* _Exercise requirements_:
Scan the listing below and copy every line holding "request".

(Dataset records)
☆ ☆ ☆

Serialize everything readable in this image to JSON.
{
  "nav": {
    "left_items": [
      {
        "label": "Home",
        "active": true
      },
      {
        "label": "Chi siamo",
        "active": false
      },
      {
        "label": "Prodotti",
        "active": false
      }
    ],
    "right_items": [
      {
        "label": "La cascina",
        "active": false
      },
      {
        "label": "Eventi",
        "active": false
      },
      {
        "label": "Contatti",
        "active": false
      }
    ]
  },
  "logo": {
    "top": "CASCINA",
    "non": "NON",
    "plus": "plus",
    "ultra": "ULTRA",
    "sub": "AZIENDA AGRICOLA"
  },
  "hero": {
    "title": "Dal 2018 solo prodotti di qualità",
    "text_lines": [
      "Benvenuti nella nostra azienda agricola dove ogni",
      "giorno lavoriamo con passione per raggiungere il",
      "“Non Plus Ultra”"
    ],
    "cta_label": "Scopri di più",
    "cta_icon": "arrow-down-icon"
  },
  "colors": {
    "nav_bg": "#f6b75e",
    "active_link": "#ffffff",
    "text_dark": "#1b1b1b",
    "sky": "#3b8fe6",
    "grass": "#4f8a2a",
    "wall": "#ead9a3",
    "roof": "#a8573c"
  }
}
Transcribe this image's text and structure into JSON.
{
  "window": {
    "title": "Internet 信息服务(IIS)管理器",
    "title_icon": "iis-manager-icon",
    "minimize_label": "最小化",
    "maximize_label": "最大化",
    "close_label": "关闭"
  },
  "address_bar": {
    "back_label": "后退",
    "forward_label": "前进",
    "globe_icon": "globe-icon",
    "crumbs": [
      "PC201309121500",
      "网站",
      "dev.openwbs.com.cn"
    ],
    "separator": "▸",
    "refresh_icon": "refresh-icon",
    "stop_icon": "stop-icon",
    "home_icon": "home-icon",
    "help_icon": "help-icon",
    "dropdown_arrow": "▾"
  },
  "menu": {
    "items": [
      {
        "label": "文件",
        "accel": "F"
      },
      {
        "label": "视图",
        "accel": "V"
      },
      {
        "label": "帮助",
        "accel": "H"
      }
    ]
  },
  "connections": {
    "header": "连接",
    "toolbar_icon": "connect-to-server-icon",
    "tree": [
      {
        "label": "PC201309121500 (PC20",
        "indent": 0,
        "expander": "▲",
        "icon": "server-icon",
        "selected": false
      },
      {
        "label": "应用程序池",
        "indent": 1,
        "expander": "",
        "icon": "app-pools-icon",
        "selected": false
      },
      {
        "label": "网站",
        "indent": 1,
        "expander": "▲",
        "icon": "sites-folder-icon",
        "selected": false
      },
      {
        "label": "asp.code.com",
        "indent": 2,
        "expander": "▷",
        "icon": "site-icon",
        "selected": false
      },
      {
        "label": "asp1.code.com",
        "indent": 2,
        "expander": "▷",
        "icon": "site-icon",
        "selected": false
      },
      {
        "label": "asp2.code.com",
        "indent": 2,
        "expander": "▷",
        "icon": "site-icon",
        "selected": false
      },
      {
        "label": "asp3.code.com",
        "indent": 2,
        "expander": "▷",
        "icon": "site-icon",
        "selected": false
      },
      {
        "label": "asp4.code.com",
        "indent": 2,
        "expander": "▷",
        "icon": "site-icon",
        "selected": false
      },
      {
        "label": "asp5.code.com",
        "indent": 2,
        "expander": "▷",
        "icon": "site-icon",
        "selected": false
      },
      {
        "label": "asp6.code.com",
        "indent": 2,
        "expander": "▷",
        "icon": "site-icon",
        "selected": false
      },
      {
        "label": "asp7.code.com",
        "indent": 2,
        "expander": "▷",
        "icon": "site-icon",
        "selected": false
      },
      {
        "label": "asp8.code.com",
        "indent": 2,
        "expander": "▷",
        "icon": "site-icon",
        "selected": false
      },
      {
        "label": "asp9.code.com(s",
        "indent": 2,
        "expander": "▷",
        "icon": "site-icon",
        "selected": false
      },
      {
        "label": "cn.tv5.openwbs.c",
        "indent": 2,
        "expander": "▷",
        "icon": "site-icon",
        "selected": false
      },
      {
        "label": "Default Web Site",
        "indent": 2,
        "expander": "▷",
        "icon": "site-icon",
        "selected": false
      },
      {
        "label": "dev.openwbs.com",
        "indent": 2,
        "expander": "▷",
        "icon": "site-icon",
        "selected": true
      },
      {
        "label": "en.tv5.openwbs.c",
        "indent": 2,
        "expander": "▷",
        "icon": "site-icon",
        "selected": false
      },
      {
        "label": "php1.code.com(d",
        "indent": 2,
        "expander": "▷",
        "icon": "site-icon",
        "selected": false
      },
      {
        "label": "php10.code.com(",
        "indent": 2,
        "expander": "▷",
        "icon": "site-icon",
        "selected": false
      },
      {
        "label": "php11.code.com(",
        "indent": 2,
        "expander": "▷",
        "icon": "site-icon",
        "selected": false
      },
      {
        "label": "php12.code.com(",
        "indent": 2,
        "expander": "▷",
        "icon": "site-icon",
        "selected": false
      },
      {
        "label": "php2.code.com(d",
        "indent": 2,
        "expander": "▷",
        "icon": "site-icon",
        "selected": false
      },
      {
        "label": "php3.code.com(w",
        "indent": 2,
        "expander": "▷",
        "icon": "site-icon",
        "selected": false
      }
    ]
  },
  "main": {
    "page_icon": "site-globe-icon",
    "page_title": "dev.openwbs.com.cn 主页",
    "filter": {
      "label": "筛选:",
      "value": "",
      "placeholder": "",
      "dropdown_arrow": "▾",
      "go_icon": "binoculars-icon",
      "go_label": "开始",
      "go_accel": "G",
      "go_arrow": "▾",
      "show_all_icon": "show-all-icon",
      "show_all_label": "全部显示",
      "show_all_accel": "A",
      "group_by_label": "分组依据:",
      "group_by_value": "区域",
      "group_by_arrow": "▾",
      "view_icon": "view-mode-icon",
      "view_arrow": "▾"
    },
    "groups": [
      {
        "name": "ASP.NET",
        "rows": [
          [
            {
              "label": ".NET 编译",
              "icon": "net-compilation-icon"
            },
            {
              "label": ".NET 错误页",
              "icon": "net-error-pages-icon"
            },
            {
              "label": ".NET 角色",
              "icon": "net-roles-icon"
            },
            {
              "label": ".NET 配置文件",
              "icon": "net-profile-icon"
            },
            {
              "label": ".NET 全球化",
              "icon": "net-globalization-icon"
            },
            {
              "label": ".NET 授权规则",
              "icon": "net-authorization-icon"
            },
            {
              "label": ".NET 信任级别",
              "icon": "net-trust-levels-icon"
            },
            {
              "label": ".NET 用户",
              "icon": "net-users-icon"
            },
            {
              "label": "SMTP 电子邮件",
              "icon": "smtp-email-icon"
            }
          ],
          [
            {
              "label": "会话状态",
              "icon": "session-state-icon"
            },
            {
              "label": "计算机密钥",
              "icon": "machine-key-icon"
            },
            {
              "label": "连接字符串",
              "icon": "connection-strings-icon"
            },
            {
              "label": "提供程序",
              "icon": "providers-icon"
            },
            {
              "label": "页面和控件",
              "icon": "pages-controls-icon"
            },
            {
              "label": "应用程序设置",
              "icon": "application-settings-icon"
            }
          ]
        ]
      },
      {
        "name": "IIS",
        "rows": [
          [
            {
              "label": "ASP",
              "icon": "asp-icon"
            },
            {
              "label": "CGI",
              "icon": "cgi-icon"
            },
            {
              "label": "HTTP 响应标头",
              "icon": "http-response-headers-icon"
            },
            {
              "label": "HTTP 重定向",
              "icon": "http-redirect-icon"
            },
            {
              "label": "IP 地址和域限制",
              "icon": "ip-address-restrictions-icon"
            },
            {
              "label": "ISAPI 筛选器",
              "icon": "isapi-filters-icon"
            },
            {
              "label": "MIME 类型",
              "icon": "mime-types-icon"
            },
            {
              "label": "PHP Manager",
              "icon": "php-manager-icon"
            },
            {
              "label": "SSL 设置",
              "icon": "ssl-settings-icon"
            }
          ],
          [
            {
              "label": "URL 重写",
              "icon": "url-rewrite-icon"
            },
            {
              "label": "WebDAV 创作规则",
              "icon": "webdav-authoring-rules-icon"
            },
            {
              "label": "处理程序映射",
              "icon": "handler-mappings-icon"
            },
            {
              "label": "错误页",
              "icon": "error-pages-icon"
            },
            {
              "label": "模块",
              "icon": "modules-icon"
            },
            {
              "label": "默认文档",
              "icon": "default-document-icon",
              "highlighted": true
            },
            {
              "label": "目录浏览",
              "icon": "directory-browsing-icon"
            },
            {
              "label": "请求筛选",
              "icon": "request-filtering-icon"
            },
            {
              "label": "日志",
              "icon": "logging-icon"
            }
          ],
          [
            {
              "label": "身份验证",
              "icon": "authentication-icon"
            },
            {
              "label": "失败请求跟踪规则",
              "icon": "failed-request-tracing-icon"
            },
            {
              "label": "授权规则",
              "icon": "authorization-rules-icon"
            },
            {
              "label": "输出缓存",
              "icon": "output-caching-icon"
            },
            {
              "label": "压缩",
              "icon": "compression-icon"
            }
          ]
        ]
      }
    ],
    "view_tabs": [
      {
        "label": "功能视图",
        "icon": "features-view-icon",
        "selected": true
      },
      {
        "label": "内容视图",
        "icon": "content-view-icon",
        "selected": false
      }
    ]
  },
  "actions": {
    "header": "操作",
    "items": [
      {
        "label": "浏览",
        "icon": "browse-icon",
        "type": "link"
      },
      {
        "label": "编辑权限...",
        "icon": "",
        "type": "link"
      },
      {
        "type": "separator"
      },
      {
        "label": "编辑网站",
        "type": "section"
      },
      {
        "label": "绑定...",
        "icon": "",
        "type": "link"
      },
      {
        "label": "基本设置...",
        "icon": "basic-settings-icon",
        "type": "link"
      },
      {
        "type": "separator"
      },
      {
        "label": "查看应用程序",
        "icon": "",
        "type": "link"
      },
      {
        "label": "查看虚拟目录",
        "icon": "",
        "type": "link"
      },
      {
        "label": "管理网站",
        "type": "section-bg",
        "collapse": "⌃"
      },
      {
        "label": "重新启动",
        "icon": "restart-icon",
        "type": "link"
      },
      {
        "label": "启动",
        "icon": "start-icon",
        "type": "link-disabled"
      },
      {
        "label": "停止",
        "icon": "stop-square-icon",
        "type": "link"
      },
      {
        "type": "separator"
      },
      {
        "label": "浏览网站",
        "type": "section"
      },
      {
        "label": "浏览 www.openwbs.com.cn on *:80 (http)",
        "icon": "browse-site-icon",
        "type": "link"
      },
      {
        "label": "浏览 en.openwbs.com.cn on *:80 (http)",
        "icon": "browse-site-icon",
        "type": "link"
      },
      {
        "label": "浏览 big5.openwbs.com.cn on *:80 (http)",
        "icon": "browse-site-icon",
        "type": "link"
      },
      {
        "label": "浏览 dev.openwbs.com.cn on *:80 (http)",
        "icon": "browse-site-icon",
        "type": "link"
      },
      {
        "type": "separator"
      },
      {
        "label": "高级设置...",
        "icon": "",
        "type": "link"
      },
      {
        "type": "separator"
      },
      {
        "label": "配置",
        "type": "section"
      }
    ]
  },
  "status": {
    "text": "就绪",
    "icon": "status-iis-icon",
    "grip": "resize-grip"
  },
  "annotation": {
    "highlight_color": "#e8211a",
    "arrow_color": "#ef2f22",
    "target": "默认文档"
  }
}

☆ ☆ ☆

* _Solution below_:
              "icon": "request-filtering-icon"
              "icon": "failed-request-tracing-icon"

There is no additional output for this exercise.